### GOAL
In the listing below, find every line with the string "Convert" and pull it out.

### MATERIAL PROVIDED
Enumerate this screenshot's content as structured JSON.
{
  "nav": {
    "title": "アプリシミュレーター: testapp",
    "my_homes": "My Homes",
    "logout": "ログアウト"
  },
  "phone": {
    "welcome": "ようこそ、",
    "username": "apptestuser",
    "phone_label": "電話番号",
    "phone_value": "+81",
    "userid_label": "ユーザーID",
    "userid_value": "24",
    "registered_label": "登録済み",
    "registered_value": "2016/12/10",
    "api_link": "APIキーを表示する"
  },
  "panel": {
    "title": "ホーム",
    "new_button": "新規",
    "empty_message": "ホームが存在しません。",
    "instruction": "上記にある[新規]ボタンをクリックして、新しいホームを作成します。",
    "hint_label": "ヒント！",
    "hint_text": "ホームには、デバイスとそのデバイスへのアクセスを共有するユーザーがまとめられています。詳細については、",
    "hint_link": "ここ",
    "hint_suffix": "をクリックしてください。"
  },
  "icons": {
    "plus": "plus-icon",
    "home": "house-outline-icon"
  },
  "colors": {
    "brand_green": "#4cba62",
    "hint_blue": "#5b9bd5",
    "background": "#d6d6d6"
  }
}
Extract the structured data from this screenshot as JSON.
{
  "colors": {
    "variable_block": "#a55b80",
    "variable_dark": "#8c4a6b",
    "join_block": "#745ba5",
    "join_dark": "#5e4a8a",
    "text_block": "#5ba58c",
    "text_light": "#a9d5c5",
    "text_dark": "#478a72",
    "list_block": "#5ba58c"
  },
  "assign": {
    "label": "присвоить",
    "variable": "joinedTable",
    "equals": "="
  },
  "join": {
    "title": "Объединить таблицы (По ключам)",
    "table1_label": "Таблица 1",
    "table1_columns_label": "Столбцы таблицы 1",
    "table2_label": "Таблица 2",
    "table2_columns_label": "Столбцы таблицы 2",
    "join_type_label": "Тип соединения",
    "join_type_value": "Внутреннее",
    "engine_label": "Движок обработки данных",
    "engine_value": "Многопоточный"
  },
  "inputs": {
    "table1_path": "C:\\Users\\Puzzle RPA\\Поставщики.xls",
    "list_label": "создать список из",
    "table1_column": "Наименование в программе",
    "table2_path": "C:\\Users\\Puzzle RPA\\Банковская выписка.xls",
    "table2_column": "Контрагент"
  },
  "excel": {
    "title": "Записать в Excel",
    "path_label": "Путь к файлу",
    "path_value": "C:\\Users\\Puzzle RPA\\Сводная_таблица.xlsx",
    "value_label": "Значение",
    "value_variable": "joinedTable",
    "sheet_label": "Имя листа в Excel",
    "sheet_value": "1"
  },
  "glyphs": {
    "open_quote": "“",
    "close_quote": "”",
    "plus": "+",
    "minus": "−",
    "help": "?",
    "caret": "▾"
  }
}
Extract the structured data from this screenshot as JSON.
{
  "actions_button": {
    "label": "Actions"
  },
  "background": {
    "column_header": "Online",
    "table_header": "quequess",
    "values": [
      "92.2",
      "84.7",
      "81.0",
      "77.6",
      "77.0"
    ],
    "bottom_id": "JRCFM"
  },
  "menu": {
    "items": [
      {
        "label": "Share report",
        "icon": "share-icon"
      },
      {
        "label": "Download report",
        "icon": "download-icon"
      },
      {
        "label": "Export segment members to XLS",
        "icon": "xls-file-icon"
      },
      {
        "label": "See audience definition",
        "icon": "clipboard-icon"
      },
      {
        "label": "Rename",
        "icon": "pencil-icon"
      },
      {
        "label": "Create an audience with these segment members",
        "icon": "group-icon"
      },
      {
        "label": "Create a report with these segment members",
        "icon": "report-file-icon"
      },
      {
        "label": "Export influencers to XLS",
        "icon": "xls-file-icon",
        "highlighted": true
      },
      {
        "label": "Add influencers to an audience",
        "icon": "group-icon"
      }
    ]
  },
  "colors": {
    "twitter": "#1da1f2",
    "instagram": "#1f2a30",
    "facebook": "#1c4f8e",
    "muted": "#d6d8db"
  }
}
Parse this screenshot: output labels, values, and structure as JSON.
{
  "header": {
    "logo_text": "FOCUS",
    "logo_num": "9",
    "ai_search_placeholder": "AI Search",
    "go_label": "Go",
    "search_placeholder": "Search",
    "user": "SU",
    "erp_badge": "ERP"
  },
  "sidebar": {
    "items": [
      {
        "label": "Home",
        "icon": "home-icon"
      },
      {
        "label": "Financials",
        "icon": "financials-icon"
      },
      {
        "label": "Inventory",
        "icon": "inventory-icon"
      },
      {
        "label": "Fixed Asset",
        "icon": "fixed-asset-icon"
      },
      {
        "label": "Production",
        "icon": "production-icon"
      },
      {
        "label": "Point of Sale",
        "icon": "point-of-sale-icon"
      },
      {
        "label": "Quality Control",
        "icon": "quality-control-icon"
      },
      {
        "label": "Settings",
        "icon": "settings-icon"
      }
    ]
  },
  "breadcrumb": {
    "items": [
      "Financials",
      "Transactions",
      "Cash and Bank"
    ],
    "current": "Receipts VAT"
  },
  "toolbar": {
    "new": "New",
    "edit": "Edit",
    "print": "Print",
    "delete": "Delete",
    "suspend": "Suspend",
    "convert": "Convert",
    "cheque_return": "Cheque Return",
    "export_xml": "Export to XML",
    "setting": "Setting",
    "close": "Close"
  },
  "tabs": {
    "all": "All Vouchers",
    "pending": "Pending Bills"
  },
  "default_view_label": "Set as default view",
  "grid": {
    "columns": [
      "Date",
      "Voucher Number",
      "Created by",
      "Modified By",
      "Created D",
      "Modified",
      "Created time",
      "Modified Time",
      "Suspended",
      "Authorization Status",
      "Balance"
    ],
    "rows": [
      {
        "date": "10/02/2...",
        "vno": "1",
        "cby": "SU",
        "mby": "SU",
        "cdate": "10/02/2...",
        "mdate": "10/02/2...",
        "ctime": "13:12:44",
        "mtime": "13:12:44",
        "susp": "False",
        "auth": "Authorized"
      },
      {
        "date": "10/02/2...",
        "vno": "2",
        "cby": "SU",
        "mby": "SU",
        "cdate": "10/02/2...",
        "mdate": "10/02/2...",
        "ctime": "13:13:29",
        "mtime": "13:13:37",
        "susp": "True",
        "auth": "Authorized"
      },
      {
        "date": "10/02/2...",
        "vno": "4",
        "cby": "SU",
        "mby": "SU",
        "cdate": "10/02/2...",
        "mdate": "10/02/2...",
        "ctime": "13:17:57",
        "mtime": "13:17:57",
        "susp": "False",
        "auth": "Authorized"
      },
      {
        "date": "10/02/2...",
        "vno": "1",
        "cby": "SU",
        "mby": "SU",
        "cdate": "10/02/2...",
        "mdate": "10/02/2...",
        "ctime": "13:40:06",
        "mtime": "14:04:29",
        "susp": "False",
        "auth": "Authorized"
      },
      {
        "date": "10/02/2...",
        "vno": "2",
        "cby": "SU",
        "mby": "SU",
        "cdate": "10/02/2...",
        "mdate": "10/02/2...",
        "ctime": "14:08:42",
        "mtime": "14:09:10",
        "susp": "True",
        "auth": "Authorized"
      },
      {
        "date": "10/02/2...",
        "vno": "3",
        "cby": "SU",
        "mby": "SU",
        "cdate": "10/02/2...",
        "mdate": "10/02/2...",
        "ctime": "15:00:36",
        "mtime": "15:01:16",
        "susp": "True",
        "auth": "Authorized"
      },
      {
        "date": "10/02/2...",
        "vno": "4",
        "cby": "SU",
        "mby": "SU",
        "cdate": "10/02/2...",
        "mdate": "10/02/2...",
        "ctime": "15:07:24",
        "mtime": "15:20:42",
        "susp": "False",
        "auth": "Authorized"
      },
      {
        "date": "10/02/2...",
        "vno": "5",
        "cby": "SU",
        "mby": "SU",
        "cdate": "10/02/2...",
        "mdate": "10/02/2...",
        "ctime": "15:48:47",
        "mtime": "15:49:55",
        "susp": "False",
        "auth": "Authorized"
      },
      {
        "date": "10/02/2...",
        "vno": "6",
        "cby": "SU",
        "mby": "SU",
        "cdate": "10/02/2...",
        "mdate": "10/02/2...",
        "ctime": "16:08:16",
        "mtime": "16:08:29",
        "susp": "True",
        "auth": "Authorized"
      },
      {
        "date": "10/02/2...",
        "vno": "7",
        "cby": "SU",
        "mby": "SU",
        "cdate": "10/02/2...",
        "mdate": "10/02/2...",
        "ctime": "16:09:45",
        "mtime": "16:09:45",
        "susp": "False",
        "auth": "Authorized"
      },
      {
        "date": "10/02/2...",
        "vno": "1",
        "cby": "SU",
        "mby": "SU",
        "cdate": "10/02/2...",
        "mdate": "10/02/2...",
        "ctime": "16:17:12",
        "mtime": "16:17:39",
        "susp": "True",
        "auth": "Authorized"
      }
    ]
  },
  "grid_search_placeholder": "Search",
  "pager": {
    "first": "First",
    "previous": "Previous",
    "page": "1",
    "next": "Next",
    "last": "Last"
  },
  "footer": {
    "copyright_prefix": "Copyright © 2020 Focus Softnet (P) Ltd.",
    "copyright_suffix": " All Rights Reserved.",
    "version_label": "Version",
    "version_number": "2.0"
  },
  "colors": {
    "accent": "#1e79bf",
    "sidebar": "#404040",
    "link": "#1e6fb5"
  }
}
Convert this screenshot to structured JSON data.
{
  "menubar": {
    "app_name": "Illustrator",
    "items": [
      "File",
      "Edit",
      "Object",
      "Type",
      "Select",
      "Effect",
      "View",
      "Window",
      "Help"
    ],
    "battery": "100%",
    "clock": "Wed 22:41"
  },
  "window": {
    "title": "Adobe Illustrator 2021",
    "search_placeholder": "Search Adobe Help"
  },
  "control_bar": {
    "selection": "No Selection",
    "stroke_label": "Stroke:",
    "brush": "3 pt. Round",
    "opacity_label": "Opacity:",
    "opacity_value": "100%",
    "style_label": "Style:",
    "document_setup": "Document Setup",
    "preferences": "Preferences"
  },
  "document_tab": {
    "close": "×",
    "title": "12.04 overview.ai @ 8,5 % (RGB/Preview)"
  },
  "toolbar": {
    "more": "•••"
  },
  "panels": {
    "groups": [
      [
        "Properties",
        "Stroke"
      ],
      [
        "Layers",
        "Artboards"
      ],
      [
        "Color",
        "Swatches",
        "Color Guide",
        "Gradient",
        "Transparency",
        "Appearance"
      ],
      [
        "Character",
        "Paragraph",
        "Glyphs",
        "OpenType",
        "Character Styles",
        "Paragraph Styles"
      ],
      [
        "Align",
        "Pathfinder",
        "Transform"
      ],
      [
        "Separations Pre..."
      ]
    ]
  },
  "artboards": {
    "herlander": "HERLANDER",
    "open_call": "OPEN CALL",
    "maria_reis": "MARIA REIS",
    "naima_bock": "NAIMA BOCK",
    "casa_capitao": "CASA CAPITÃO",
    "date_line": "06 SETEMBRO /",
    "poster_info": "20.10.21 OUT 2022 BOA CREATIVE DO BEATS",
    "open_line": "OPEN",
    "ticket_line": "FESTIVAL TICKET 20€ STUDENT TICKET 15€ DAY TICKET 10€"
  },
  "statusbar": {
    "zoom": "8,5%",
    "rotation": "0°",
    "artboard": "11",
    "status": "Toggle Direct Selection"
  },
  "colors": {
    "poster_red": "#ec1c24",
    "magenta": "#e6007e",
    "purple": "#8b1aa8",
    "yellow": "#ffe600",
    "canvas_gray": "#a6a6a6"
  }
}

### FINAL RESULT
    "convert": "Convert",
Convert this screenshot to structured JSON data.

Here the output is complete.